TEXT SEGMENT:
·····
While online tools can be helpful, they should not offer shortcuts that oversimplify the decisions an individual must make, particularly if they don’t describe all of the options, such as Medigap plans, in answer to question #2. CMS should revise these tools accordingly. Ultimately, online tools should not replace individual, unbiased counseling, such as that offered by State Health Insurance Assistance Programs (SHIPs – see https://www.shiptacenter.org/).
Information about 2019 Medicare Advantage and Part D plan offerings are now available online at medicare.gov. In a September 28, 2018 press release, CMS provided information about the landscape of MA and Part D plans available in 2019, including the following excerpts:
- Enrollment in Medicare Advantage is projected to be at an all-time high in 2019 with 22.6 million Medicare beneficiaries. This represents a projected 2.4 million (11.5 percent) increase from 20.2 million in 2018. Based on projected enrollment, 36.7% of Medicare beneficiaries will be enrolled in Medicare Advantage in 2019.
- Nationally, the number of Medicare Advantage plan choices will increase from about 3,100 in 2018 to about 3,700 in 2019 – and more than 91 percent of people with Medicare with have access to 10 or more Medicare Advantage plans in 2019, compared to nearly 86 percent in 2018.
- The average number of Medicare plan choices per county will increase by 5 plans – up to approximately 34 plan choices per county.
- Due to new flexibilities available for the first time in 2019, nearly 270 Medicare Advantage plans will be providing an estimated 1.5 million enrollees new types of supplemental benefits:
- Expanded health-related supplemental benefits, such as adult day care services, and in-home and caregiver support services; and
- Reduced cost sharing and additional benefits for enrollees with certain conditions, such diabetes and congestive heart failure due to the agency’s reinterpretation of uniformity requirements.
With respect to the new types of supplemental benefits described above, the Center recently issued a Special Parts C and D Report that both describes the scope of such benefits, and raises concerns about how their availability might impact consumer decision-making.
·····
PROVIDED MATERIAL:

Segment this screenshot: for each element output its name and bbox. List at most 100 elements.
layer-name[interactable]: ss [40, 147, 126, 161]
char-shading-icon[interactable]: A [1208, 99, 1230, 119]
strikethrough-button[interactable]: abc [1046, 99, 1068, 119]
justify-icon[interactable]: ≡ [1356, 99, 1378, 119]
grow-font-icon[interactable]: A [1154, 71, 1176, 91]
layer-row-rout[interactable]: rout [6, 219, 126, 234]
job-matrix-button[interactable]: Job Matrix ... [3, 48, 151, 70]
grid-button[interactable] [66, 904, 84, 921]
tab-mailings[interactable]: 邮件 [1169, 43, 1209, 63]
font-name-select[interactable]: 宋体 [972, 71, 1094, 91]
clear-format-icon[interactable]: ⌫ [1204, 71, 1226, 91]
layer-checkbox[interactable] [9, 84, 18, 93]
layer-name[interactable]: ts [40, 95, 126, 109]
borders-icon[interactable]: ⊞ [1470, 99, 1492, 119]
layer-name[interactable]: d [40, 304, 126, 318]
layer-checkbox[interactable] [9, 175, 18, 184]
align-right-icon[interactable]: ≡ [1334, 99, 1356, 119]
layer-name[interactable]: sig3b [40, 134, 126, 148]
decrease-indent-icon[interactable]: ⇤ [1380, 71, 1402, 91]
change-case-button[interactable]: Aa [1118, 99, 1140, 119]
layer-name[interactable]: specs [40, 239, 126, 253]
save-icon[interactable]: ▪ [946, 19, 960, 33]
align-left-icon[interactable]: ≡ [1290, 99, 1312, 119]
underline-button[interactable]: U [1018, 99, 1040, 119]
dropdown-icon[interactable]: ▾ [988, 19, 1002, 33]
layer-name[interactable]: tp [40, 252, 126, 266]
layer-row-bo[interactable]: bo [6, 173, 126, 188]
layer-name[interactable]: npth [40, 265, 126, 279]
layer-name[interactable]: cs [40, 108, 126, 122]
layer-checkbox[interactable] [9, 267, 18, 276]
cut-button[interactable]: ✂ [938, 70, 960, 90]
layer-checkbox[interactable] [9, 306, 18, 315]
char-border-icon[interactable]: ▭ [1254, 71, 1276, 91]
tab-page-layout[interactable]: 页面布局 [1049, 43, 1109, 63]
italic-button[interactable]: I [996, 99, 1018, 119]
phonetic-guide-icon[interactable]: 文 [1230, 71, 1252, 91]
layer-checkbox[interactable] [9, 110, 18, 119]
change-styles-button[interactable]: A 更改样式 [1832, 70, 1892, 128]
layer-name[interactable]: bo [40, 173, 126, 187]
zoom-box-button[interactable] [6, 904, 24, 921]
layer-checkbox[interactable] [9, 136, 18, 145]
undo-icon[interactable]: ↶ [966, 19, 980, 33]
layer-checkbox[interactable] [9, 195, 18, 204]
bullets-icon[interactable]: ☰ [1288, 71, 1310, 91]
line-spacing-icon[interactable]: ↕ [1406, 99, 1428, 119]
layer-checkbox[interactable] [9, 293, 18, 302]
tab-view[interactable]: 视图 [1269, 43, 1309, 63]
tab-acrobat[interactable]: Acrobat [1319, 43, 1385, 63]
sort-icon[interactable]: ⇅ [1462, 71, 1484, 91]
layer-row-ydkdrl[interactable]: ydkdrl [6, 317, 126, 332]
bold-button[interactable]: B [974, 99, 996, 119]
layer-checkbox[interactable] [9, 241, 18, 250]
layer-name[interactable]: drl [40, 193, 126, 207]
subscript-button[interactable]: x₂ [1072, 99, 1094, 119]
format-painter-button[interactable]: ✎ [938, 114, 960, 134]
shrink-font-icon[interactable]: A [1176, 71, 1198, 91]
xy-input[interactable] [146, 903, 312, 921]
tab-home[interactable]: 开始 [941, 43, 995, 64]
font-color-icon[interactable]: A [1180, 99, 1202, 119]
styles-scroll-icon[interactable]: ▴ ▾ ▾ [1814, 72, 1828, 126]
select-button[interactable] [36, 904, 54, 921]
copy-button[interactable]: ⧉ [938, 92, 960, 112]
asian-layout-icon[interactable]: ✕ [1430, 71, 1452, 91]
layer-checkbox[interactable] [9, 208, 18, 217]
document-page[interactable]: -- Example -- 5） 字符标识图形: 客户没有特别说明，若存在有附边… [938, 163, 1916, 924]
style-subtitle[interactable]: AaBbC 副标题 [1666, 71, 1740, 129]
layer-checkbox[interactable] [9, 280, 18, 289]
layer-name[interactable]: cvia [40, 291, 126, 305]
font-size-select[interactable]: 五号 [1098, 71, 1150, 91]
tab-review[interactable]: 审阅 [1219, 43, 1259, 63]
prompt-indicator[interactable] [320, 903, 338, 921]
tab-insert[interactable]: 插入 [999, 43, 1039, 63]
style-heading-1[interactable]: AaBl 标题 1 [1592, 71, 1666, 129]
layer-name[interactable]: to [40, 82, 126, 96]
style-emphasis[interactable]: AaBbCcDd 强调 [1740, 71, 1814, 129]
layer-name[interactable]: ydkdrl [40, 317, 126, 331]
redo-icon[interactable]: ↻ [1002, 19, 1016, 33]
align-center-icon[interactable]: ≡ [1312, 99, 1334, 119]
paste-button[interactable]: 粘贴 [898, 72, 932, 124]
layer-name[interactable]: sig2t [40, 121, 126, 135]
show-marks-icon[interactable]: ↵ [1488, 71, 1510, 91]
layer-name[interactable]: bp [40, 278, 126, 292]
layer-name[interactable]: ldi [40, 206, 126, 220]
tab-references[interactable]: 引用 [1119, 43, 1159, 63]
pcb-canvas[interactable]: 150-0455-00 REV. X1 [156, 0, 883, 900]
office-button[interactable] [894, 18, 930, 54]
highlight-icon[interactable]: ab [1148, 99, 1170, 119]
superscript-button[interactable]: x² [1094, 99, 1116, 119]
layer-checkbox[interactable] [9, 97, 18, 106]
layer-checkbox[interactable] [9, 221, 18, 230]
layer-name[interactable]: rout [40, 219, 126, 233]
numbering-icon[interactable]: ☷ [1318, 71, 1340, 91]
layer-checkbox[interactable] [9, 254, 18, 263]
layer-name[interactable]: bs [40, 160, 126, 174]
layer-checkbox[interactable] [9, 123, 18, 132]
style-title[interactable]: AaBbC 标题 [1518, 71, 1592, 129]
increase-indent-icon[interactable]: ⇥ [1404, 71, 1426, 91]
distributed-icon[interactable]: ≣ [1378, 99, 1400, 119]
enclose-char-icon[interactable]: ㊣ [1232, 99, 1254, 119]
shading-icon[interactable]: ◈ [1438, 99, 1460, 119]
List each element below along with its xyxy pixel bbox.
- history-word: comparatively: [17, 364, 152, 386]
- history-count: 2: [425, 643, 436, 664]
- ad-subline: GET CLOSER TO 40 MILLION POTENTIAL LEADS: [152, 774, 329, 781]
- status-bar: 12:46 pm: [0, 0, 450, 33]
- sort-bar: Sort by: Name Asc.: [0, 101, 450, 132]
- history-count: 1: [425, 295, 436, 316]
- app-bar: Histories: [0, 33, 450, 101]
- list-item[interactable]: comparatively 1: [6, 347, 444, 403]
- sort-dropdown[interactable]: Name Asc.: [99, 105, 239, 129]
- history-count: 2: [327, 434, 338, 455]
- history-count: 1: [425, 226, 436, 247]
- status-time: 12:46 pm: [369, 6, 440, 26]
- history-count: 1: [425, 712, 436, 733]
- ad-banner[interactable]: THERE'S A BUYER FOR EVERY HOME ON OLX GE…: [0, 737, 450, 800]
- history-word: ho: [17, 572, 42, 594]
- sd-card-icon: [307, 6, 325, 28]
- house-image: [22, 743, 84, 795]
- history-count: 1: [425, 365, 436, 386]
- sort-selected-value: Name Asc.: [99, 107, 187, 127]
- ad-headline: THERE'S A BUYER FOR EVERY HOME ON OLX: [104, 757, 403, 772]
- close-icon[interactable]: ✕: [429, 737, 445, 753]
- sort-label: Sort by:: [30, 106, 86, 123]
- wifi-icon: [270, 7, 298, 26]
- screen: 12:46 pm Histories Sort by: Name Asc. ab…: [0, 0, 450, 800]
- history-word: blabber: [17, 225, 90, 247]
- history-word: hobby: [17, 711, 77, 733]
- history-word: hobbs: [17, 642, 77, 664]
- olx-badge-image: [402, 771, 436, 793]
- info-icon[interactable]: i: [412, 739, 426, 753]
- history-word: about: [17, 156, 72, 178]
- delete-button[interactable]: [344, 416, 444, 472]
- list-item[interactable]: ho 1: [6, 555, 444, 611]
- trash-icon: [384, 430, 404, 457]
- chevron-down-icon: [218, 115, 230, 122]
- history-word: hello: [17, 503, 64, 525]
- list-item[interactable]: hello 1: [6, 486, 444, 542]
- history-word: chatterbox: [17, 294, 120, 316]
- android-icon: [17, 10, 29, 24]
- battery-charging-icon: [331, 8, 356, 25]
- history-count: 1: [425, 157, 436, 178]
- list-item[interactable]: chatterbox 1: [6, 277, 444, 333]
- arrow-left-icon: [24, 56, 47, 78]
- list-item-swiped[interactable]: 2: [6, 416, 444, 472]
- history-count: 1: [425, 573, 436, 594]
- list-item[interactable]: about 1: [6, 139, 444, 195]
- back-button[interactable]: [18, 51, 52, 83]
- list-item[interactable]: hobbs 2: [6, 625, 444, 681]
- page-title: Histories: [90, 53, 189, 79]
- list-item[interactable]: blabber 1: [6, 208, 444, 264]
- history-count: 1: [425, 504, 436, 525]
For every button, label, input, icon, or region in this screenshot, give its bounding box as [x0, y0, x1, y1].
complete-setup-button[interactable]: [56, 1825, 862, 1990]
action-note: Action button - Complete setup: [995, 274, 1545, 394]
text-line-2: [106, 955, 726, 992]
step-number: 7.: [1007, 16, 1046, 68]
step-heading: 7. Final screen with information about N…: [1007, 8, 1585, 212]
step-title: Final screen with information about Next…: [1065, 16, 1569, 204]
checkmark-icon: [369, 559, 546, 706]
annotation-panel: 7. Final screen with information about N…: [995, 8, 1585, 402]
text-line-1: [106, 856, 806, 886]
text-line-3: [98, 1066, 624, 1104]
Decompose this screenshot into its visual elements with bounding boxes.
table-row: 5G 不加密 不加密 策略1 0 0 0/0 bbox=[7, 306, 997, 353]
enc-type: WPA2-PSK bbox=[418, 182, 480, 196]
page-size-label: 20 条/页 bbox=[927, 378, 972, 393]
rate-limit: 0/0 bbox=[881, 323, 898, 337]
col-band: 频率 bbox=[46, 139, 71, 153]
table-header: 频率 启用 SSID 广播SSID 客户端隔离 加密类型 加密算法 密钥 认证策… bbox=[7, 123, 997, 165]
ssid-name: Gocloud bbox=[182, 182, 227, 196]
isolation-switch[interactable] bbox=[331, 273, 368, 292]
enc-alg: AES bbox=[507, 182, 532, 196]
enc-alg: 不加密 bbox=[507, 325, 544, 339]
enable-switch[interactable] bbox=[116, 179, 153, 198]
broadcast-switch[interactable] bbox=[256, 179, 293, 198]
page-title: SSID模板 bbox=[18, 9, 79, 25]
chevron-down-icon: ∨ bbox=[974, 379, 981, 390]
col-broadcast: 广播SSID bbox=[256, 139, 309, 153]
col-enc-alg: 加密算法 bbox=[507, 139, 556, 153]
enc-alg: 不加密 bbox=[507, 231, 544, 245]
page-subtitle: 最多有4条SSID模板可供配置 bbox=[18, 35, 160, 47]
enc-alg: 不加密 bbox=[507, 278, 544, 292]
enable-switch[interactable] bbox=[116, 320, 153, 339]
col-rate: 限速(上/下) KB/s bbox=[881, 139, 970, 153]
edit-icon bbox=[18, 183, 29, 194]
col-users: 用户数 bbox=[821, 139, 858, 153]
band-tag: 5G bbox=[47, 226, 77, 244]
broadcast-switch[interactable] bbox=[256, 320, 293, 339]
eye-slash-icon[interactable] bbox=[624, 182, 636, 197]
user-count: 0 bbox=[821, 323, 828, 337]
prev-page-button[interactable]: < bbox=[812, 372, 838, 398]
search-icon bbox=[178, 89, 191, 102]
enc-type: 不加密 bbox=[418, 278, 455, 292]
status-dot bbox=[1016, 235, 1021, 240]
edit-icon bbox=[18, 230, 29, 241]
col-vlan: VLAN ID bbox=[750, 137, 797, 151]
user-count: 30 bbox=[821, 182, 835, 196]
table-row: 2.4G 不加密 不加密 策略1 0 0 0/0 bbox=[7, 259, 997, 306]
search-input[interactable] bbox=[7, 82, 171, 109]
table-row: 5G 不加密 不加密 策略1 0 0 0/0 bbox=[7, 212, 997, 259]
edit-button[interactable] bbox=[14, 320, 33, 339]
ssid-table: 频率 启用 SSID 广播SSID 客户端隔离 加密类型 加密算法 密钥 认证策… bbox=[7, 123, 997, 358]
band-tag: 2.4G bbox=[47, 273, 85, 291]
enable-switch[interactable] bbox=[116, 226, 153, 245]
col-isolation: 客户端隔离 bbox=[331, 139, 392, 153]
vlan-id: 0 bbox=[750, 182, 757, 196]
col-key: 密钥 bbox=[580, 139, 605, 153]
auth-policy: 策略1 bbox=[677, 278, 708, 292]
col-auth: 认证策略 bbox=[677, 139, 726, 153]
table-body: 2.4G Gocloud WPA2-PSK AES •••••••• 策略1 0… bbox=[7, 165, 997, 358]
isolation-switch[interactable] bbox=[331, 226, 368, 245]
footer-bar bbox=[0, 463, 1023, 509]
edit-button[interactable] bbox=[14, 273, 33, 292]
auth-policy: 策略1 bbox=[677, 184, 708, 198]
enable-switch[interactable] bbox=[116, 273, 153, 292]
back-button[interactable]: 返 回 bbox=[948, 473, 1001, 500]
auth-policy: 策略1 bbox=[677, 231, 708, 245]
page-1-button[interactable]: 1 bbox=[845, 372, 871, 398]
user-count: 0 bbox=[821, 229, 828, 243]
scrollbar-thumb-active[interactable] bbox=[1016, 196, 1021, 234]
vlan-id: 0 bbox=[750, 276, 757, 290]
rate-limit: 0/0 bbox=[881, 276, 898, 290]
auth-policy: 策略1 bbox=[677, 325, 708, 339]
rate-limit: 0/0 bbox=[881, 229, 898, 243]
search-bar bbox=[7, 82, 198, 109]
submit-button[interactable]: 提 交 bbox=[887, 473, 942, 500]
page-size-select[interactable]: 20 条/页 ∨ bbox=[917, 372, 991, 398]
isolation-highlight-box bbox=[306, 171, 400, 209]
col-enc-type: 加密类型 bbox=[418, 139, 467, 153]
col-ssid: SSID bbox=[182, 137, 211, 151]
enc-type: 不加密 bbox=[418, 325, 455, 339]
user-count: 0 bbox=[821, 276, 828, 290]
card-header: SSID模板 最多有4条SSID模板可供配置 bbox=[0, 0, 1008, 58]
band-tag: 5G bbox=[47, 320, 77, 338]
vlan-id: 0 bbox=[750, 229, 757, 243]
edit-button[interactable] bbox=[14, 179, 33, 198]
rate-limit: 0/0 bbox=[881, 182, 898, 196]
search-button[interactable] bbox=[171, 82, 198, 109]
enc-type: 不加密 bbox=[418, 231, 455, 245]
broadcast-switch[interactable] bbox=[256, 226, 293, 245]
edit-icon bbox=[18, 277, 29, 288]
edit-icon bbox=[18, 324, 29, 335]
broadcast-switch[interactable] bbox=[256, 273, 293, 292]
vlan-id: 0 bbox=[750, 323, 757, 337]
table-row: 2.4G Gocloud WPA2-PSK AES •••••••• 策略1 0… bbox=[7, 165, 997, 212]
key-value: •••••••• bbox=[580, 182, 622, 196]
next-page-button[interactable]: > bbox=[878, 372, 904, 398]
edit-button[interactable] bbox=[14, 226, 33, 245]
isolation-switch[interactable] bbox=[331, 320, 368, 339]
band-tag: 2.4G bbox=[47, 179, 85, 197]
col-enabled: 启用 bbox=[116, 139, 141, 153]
·····
ACTIVITY 1:
How many Medicare beneficiaries does the Medicare plan text say are projected to be enrolled in Medicare Advantage in 2019?
ACTIVITY 2:
List every percentage figure given in the Medicare plan text.
ACTIVITY 3:
Pick up the Medicare plan text after its last sentence and continue it.

ANSWER BOX 1:
22.6 million

ANSWER BOX 2:
11.5 percent, 36.7%, more than 91 percent, nearly 86 percent

ANSWER BOX 3:
Reminder: Enrollment Period Changes
Pursuant to changes in federal law, the Medicare Advantage Disenrollment Period (MADP), which previously allowed individuals to disenroll from an MA plan during the first 45 days of the calendar year, will be replaced in 2019 with the Medicare Advantage Open Enrollment Period (MA OEP). During this period individuals already enrolled in an MA plan as of January 1 (or new Medicare beneficiaries who are enrolled in an MA plan during their Initial Coverage Election Period) may enroll in another MA plan or disenroll from their MA plan and return to traditional Medicare. Individuals may also add or drop Part D coverage during the MA OEP. Only one election is allowed during this period and the effective date for election is the first of the month following receipt of the enrollment requests. The MA OEP occurs from January through March 31 for individuals enrolled in an MA plan. For new Medicare beneficiaries who are enrolled in an MA plan during their ICEP the MA OEP occurs the month of entitlement to Part A and Part B – the last day of the 3rd month of entitlement.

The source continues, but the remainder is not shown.